* begin Records for this exercise *

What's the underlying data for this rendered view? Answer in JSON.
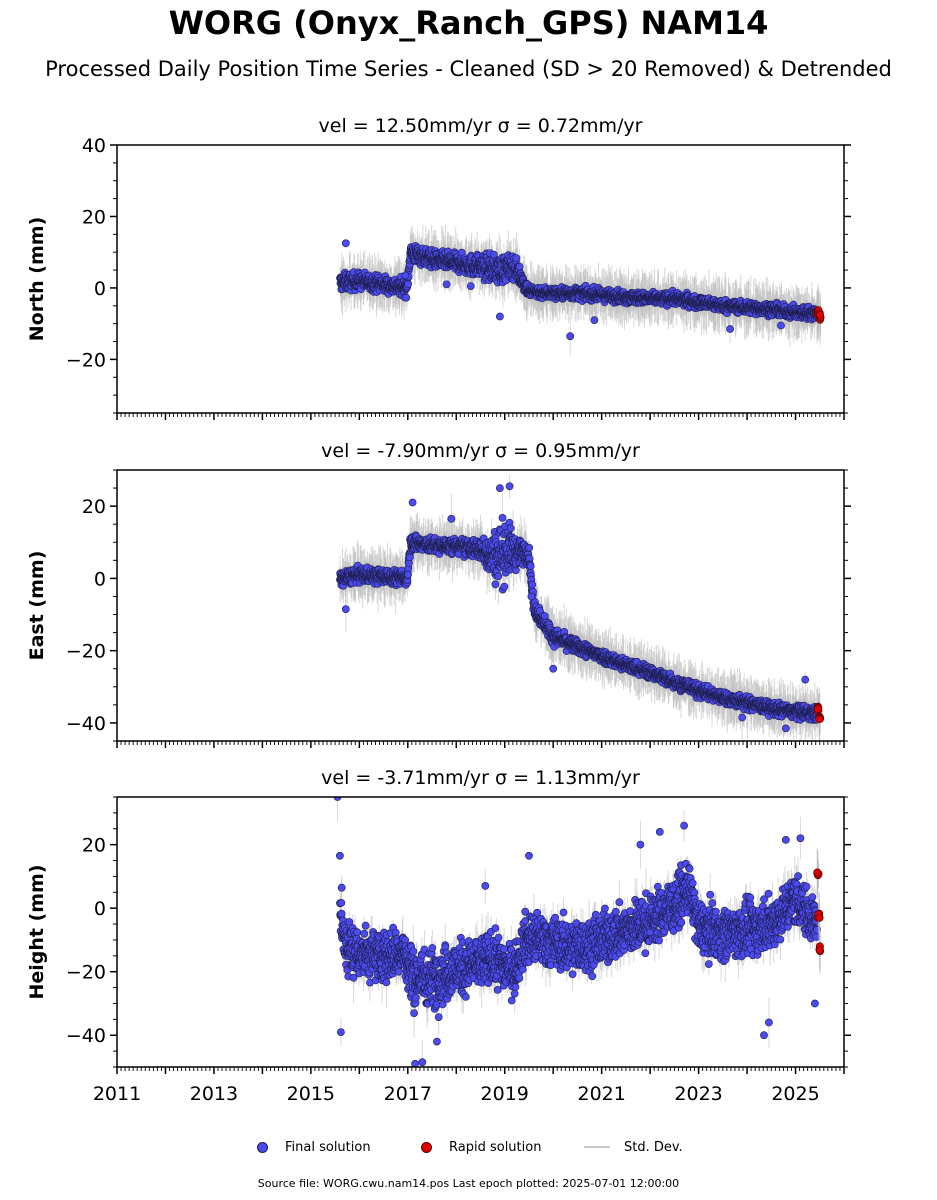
{
  "title": "WORG (Onyx_Ranch_GPS) NAM14",
  "subtitle": "Processed Daily Position Time Series - Cleaned (SD > 20 Removed) & Detrended",
  "legend": {
    "final": "Final solution",
    "rapid": "Rapid solution",
    "stddev": "Std. Dev."
  },
  "footer": "Source file: WORG.cwu.nam14.pos  Last epoch plotted: 2025-07-01 12:00:00",
  "colors": {
    "final": "#4a4aee",
    "final_edge": "#1e1e4a",
    "rapid": "#dd0000",
    "stddev": "#b8b8b8"
  },
  "chart_data": [
    {
      "type": "scatter",
      "panel": "north",
      "title": "vel = 12.50mm/yr   σ = 0.72mm/yr",
      "ylabel": "North (mm)",
      "xlabel": "",
      "xlim": [
        2011,
        2026
      ],
      "ylim": [
        -35,
        40
      ],
      "yticks": [
        -20,
        0,
        20,
        40
      ],
      "xticks": [],
      "xtick_labels": [],
      "series": [
        {
          "name": "Final solution",
          "x": [
            2015.6,
            2016.0,
            2016.5,
            2016.99,
            2017.05,
            2017.5,
            2018.0,
            2018.5,
            2018.9,
            2019.2,
            2019.5,
            2020.0,
            2020.5,
            2021.0,
            2021.5,
            2022.0,
            2022.5,
            2023.0,
            2023.5,
            2024.0,
            2024.5,
            2025.0,
            2025.45
          ],
          "y": [
            1.5,
            2.0,
            1.0,
            0.0,
            10.0,
            8.0,
            7.0,
            6.0,
            5.0,
            6.0,
            -1.0,
            -1.5,
            -1.5,
            -2.0,
            -2.5,
            -3.0,
            -3.0,
            -4.0,
            -5.0,
            -5.5,
            -6.0,
            -7.0,
            -7.0
          ],
          "band": [
            3.0,
            2.8,
            2.8,
            2.8,
            3.2,
            3.0,
            3.0,
            3.8,
            5.0,
            4.0,
            2.2,
            2.0,
            2.0,
            2.0,
            2.0,
            2.0,
            2.0,
            2.0,
            2.0,
            2.0,
            2.0,
            2.0,
            2.2
          ],
          "outliers": [
            {
              "x": 2015.72,
              "y": 12.5
            },
            {
              "x": 2016.95,
              "y": 3.5
            },
            {
              "x": 2017.8,
              "y": 1.0
            },
            {
              "x": 2018.3,
              "y": 0.5
            },
            {
              "x": 2018.9,
              "y": -8.0
            },
            {
              "x": 2020.35,
              "y": -13.5
            },
            {
              "x": 2020.85,
              "y": -9.0
            },
            {
              "x": 2023.65,
              "y": -11.5
            },
            {
              "x": 2024.7,
              "y": -10.5
            }
          ]
        },
        {
          "name": "Rapid solution",
          "x": [
            2025.46,
            2025.5
          ],
          "y": [
            -7.0,
            -8.0
          ],
          "band": [
            1.5,
            1.5
          ],
          "outliers": []
        }
      ]
    },
    {
      "type": "scatter",
      "panel": "east",
      "title": "vel = -7.90mm/yr   σ = 0.95mm/yr",
      "ylabel": "East (mm)",
      "xlabel": "",
      "xlim": [
        2011,
        2026
      ],
      "ylim": [
        -45,
        30
      ],
      "yticks": [
        -40,
        -20,
        0,
        20
      ],
      "xticks": [],
      "xtick_labels": [],
      "series": [
        {
          "name": "Final solution",
          "x": [
            2015.6,
            2016.0,
            2016.5,
            2016.99,
            2017.05,
            2017.5,
            2018.0,
            2018.5,
            2018.8,
            2019.0,
            2019.25,
            2019.5,
            2019.6,
            2020.0,
            2020.5,
            2021.0,
            2021.5,
            2022.0,
            2022.5,
            2023.0,
            2023.5,
            2024.0,
            2024.5,
            2025.0,
            2025.45
          ],
          "y": [
            0.0,
            1.0,
            0.5,
            0.0,
            10.0,
            9.0,
            9.0,
            8.0,
            6.0,
            8.0,
            7.0,
            7.0,
            -8.0,
            -16.0,
            -19.0,
            -21.5,
            -24.0,
            -26.0,
            -28.5,
            -31.0,
            -33.0,
            -34.5,
            -36.0,
            -37.0,
            -37.5
          ],
          "band": [
            2.5,
            2.5,
            2.5,
            2.5,
            3.0,
            2.5,
            2.5,
            3.5,
            9.0,
            11.0,
            5.0,
            3.0,
            3.0,
            2.5,
            2.3,
            2.2,
            2.2,
            2.2,
            2.2,
            2.2,
            2.2,
            2.2,
            2.2,
            2.2,
            2.5
          ],
          "outliers": [
            {
              "x": 2015.72,
              "y": -8.5
            },
            {
              "x": 2017.1,
              "y": 21.0
            },
            {
              "x": 2017.9,
              "y": 16.5
            },
            {
              "x": 2018.9,
              "y": 25.0
            },
            {
              "x": 2019.1,
              "y": 25.5
            },
            {
              "x": 2020.0,
              "y": -25.0
            },
            {
              "x": 2023.9,
              "y": -38.5
            },
            {
              "x": 2024.8,
              "y": -41.5
            },
            {
              "x": 2025.2,
              "y": -28.0
            },
            {
              "x": 2019.55,
              "y": -5.0
            }
          ]
        },
        {
          "name": "Rapid solution",
          "x": [
            2025.46,
            2025.5
          ],
          "y": [
            -36.0,
            -38.5
          ],
          "band": [
            1.5,
            1.5
          ],
          "outliers": []
        }
      ]
    },
    {
      "type": "scatter",
      "panel": "height",
      "title": "vel = -3.71mm/yr   σ = 1.13mm/yr",
      "ylabel": "Height (mm)",
      "xlabel": "",
      "xlim": [
        2011,
        2026
      ],
      "ylim": [
        -50,
        35
      ],
      "yticks": [
        -40,
        -20,
        0,
        20
      ],
      "xticks": [
        2011,
        2013,
        2015,
        2017,
        2019,
        2021,
        2023,
        2025
      ],
      "xtick_labels": [
        "2011",
        "2013",
        "2015",
        "2017",
        "2019",
        "2021",
        "2023",
        "2025"
      ],
      "series": [
        {
          "name": "Final solution",
          "x": [
            2015.6,
            2015.7,
            2016.0,
            2016.5,
            2016.9,
            2017.1,
            2017.5,
            2017.9,
            2018.3,
            2018.8,
            2019.2,
            2019.4,
            2019.8,
            2020.2,
            2020.6,
            2021.0,
            2021.5,
            2022.0,
            2022.5,
            2022.8,
            2023.0,
            2023.5,
            2024.0,
            2024.5,
            2025.0,
            2025.45
          ],
          "y": [
            0.0,
            -12.0,
            -14.0,
            -15.0,
            -14.0,
            -22.0,
            -22.0,
            -20.0,
            -18.0,
            -16.0,
            -20.0,
            -10.0,
            -10.0,
            -12.0,
            -12.0,
            -10.0,
            -7.0,
            -4.0,
            1.0,
            6.0,
            -6.0,
            -8.0,
            -7.0,
            -5.0,
            3.0,
            -5.0
          ],
          "band": [
            10.0,
            11.0,
            10.0,
            10.0,
            10.0,
            12.0,
            11.0,
            11.0,
            10.0,
            10.0,
            9.0,
            10.0,
            10.0,
            10.0,
            10.0,
            10.0,
            10.0,
            10.0,
            10.0,
            9.0,
            10.0,
            10.0,
            10.0,
            10.0,
            10.0,
            9.0
          ],
          "outliers": [
            {
              "x": 2015.55,
              "y": 35.0
            },
            {
              "x": 2015.6,
              "y": 16.5
            },
            {
              "x": 2015.62,
              "y": -39.0
            },
            {
              "x": 2017.15,
              "y": -49.0
            },
            {
              "x": 2017.3,
              "y": -48.5
            },
            {
              "x": 2017.6,
              "y": -42.0
            },
            {
              "x": 2018.6,
              "y": 7.0
            },
            {
              "x": 2019.5,
              "y": 16.5
            },
            {
              "x": 2021.8,
              "y": 20.0
            },
            {
              "x": 2022.2,
              "y": 24.0
            },
            {
              "x": 2022.7,
              "y": 26.0
            },
            {
              "x": 2024.35,
              "y": -40.0
            },
            {
              "x": 2024.45,
              "y": -36.0
            },
            {
              "x": 2024.8,
              "y": 21.5
            },
            {
              "x": 2025.1,
              "y": 22.0
            },
            {
              "x": 2025.4,
              "y": -30.0
            }
          ]
        },
        {
          "name": "Rapid solution",
          "x": [
            2025.46,
            2025.48,
            2025.5
          ],
          "y": [
            11.0,
            -2.0,
            -13.0
          ],
          "band": [
            2.0,
            2.0,
            2.0
          ],
          "outliers": []
        }
      ]
    }
  ]
}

* end Records for this exercise *

Every line that holds the word "panel" should be extracted.

## [Task result]
      "panel": "north",
      "panel": "east",
      "panel": "height",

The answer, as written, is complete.